** start **
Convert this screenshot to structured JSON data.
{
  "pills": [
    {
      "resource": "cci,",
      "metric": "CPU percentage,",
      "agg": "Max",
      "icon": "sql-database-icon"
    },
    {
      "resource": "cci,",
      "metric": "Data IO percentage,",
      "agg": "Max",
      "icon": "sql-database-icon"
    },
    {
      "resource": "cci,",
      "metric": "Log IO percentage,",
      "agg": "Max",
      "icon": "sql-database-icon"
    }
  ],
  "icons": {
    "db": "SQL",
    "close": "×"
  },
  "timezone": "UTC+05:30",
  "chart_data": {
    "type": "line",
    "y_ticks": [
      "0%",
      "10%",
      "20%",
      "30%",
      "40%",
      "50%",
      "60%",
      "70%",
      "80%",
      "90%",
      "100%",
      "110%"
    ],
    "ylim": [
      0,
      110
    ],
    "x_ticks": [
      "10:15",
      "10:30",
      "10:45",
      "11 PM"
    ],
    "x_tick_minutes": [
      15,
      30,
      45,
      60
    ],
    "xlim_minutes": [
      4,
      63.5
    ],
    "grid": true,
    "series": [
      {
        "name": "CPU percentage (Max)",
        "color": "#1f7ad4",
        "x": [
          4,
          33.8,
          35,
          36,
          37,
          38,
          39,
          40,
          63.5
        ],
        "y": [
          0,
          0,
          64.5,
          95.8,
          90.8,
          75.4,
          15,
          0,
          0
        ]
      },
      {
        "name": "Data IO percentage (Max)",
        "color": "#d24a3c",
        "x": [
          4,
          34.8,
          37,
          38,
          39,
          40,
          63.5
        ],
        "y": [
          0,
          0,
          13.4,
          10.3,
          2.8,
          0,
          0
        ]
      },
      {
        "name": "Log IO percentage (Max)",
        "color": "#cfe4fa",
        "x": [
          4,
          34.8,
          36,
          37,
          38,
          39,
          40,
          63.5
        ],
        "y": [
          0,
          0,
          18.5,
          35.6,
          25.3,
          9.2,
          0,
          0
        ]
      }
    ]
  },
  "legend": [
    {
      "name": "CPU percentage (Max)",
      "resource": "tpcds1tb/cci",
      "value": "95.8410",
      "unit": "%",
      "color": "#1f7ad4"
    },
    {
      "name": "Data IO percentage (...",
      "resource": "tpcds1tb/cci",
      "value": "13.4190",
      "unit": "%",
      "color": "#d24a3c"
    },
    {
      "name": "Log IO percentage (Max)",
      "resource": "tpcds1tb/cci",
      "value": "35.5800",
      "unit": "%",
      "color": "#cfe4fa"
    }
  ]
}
** end **
→ **SHORT TASK**: Every record shown above must be echoed exactly.

→ **TASK SOLUTION**:
Convert this screenshot to structured JSON data.
{
  "pills": [
    {
      "resource": "cci,",
      "metric": "CPU percentage,",
      "agg": "Max",
      "icon": "sql-database-icon"
    },
    {
      "resource": "cci,",
      "metric": "Data IO percentage,",
      "agg": "Max",
      "icon": "sql-database-icon"
    },
    {
      "resource": "cci,",
      "metric": "Log IO percentage,",
      "agg": "Max",
      "icon": "sql-database-icon"
    }
  ],
  "icons": {
    "db": "SQL",
    "close": "×"
  },
  "timezone": "UTC+05:30",
  "chart_data": {
    "type": "line",
    "y_ticks": [
      "0%",
      "10%",
      "20%",
      "30%",
      "40%",
      "50%",
      "60%",
      "70%",
      "80%",
      "90%",
      "100%",
      "110%"
    ],
    "ylim": [
      0,
      110
    ],
    "x_ticks": [
      "10:15",
      "10:30",
      "10:45",
      "11 PM"
    ],
    "x_tick_minutes": [
      15,
      30,
      45,
      60
    ],
    "xlim_minutes": [
      4,
      63.5
    ],
    "grid": true,
    "series": [
      {
        "name": "CPU percentage (Max)",
        "color": "#1f7ad4",
        "x": [
          4,
          33.8,
          35,
          36,
          37,
          38,
          39,
          40,
          63.5
        ],
        "y": [
          0,
          0,
          64.5,
          95.8,
          90.8,
          75.4,
          15,
          0,
          0
        ]
      },
      {
        "name": "Data IO percentage (Max)",
        "color": "#d24a3c",
        "x": [
          4,
          34.8,
          37,
          38,
          39,
          40,
          63.5
        ],
        "y": [
          0,
          0,
          13.4,
          10.3,
          2.8,
          0,
          0
        ]
      },
      {
        "name": "Log IO percentage (Max)",
        "color": "#cfe4fa",
        "x": [
          4,
          34.8,
          36,
          37,
          38,
          39,
          40,
          63.5
        ],
        "y": [
          0,
          0,
          18.5,
          35.6,
          25.3,
          9.2,
          0,
          0
        ]
      }
    ]
  },
  "legend": [
    {
      "name": "CPU percentage (Max)",
      "resource": "tpcds1tb/cci",
      "value": "95.8410",
      "unit": "%",
      "color": "#1f7ad4"
    },
    {
      "name": "Data IO percentage (...",
      "resource": "tpcds1tb/cci",
      "value": "13.4190",
      "unit": "%",
      "color": "#d24a3c"
    },
    {
      "name": "Log IO percentage (Max)",
      "resource": "tpcds1tb/cci",
      "value": "35.5800",
      "unit": "%",
      "color": "#cfe4fa"
    }
  ]
}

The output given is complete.